Directions - Find and copy every line in the records that includes the string "image".

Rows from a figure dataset
_____

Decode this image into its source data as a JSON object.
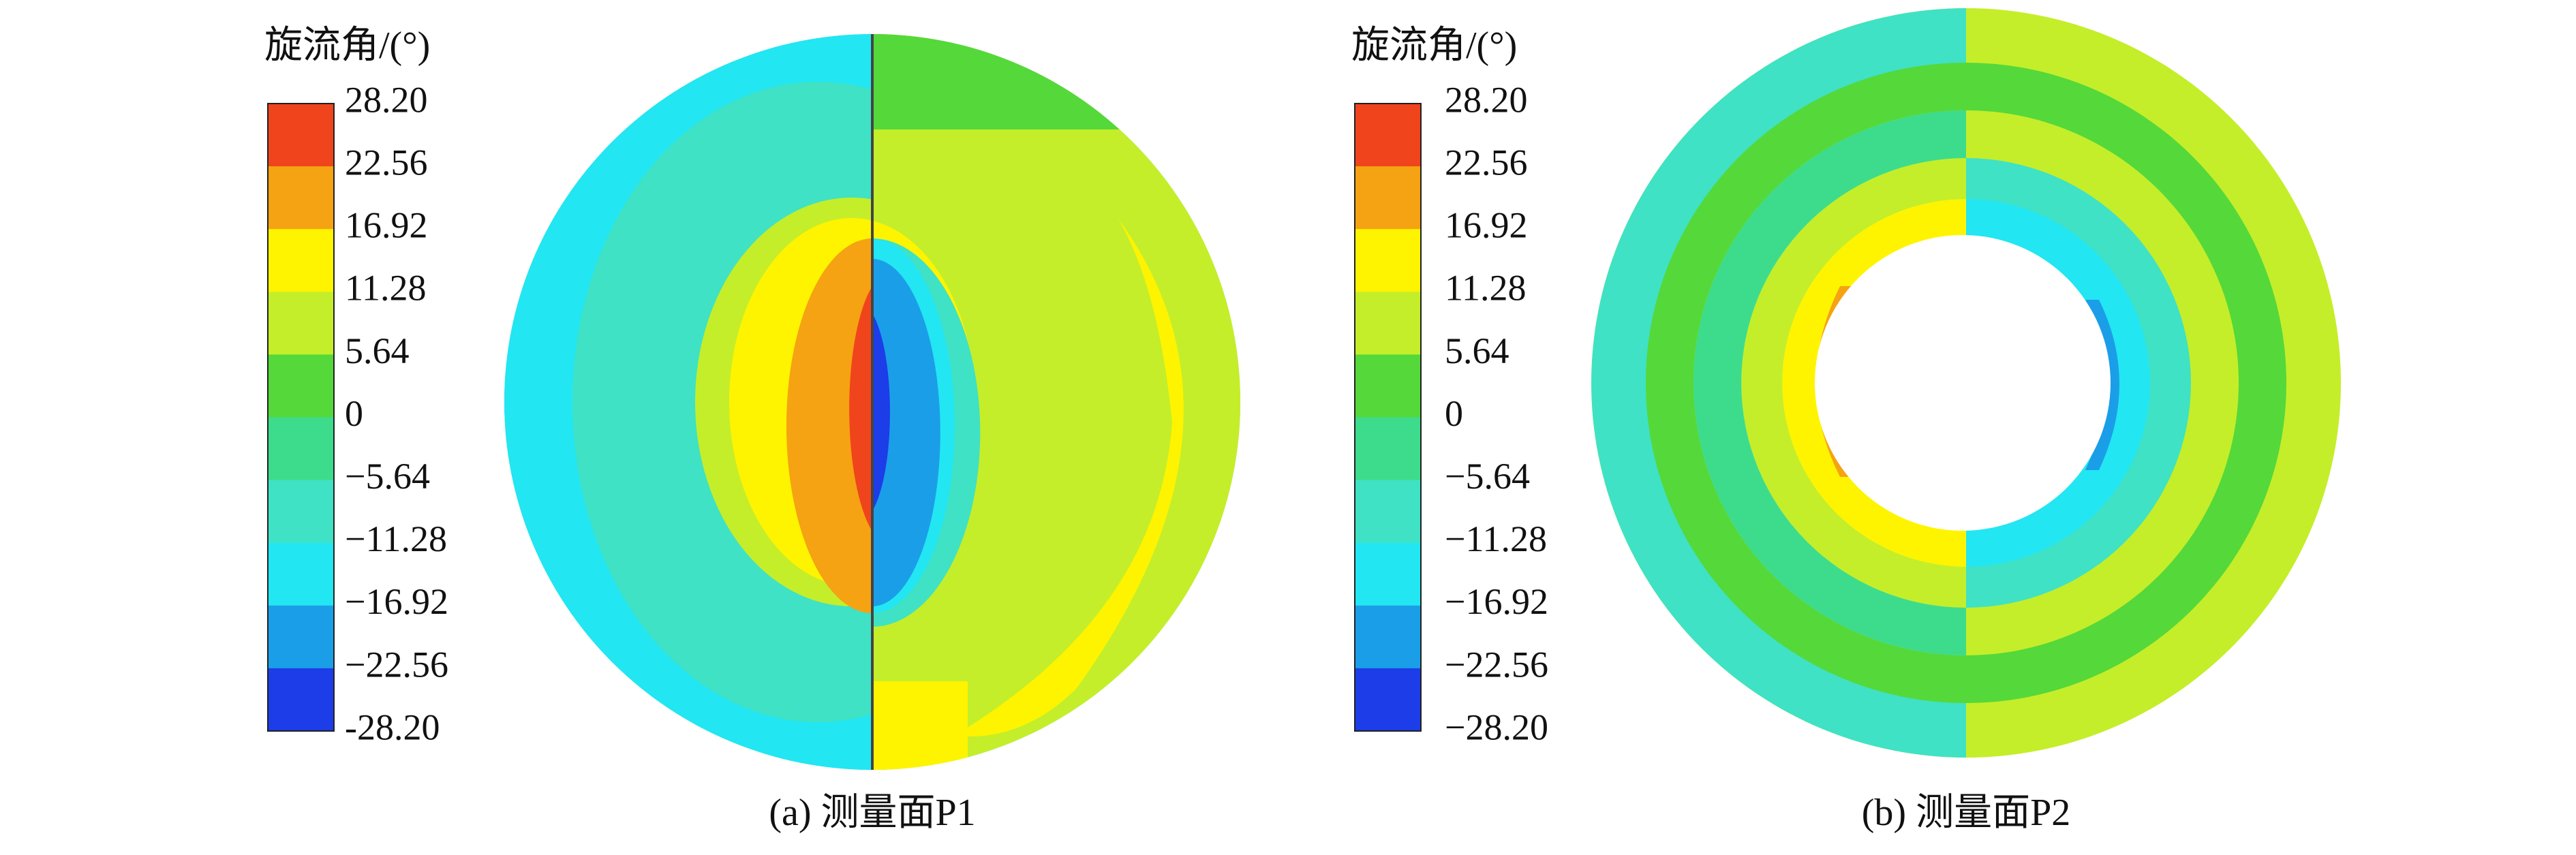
{
  "panels": [
    {
      "colorbar": {
        "title": "旋流角/(°)",
        "labels": [
          "28.20",
          "22.56",
          "16.92",
          "11.28",
          "5.64",
          "0",
          "−5.64",
          "−11.28",
          "−16.92",
          "−22.56",
          "-28.20"
        ]
      },
      "caption": "(a) 测量面P1"
    },
    {
      "colorbar": {
        "title": "旋流角/(°)",
        "labels": [
          "28.20",
          "22.56",
          "16.92",
          "11.28",
          "5.64",
          "0",
          "−5.64",
          "−11.28",
          "−16.92",
          "−22.56",
          "−28.20"
        ]
      },
      "caption": "(b) 测量面P2"
    }
  ],
  "band_colors": [
    "#f0441c",
    "#f5a312",
    "#fff400",
    "#c4ee2a",
    "#55d83a",
    "#3ddc8c",
    "#3fe2c4",
    "#22e6f2",
    "#1b9ee8",
    "#1c3de8"
  ]
}
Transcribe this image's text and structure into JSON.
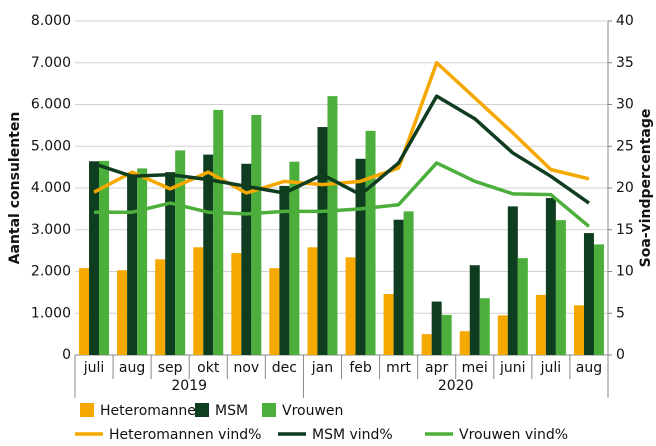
{
  "chart_data": {
    "type": "bar",
    "y_label": "Aantal consulenten",
    "y2_label": "Soa-vindpercentage",
    "categories": [
      "juli",
      "aug",
      "sep",
      "okt",
      "nov",
      "dec",
      "jan",
      "feb",
      "mrt",
      "apr",
      "mei",
      "juni",
      "juli",
      "aug"
    ],
    "groups": [
      {
        "label": "2019",
        "count": 6
      },
      {
        "label": "2020",
        "count": 8
      }
    ],
    "ylim": [
      0,
      8000
    ],
    "yticks": [
      0,
      {
        "value": 1000,
        "label": "1.000"
      },
      {
        "value": 2000,
        "label": "2.000"
      },
      {
        "value": 3000,
        "label": "3.000"
      },
      {
        "value": 4000,
        "label": "4.000"
      },
      {
        "value": 5000,
        "label": "5.000"
      },
      {
        "value": 6000,
        "label": "6.000"
      },
      {
        "value": 7000,
        "label": "7.000"
      },
      {
        "value": 8000,
        "label": "8.000"
      }
    ],
    "y2lim": [
      0,
      40
    ],
    "y2ticks": [
      0,
      5,
      10,
      15,
      20,
      25,
      30,
      35,
      40
    ],
    "grid": true,
    "series": [
      {
        "name": "Heteromannen",
        "type": "bar",
        "color": "#f5a800",
        "values": [
          2080,
          2030,
          2290,
          2580,
          2440,
          2080,
          2580,
          2340,
          1460,
          500,
          570,
          950,
          1440,
          1190
        ]
      },
      {
        "name": "MSM",
        "type": "bar",
        "color": "#0f3d1f",
        "values": [
          4640,
          4360,
          4380,
          4800,
          4580,
          4050,
          5460,
          4700,
          3240,
          1280,
          2150,
          3560,
          3760,
          2920
        ]
      },
      {
        "name": "Vrouwen",
        "type": "bar",
        "color": "#4caf3c",
        "values": [
          4650,
          4470,
          4900,
          5870,
          5750,
          4630,
          6200,
          5370,
          3440,
          960,
          1360,
          2320,
          3230,
          2650
        ]
      },
      {
        "name": "Heteromannen vind%",
        "type": "line",
        "axis": "y2",
        "color": "#f5a800",
        "values": [
          19.5,
          21.9,
          19.9,
          21.9,
          19.4,
          20.8,
          20.4,
          20.8,
          22.4,
          35.0,
          30.8,
          26.6,
          22.2,
          21.1
        ]
      },
      {
        "name": "MSM vind%",
        "type": "line",
        "axis": "y2",
        "color": "#0f3d1f",
        "values": [
          22.9,
          21.4,
          21.6,
          21.0,
          20.2,
          19.4,
          21.6,
          19.2,
          23.0,
          31.0,
          28.3,
          24.2,
          21.4,
          18.2
        ]
      },
      {
        "name": "Vrouwen vind%",
        "type": "line",
        "axis": "y2",
        "color": "#4caf3c",
        "values": [
          17.1,
          17.1,
          18.2,
          17.1,
          16.9,
          17.2,
          17.2,
          17.5,
          18.0,
          23.0,
          20.8,
          19.3,
          19.2,
          15.4
        ]
      }
    ]
  }
}
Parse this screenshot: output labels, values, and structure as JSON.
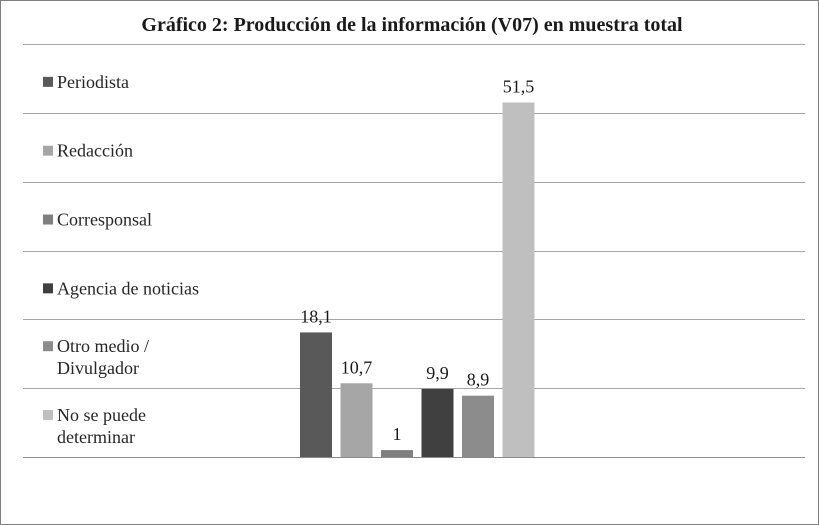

_____

Output of the exercise -
Decode this image into its source data as a JSON object.
Transcribe this image's text and structure into JSON.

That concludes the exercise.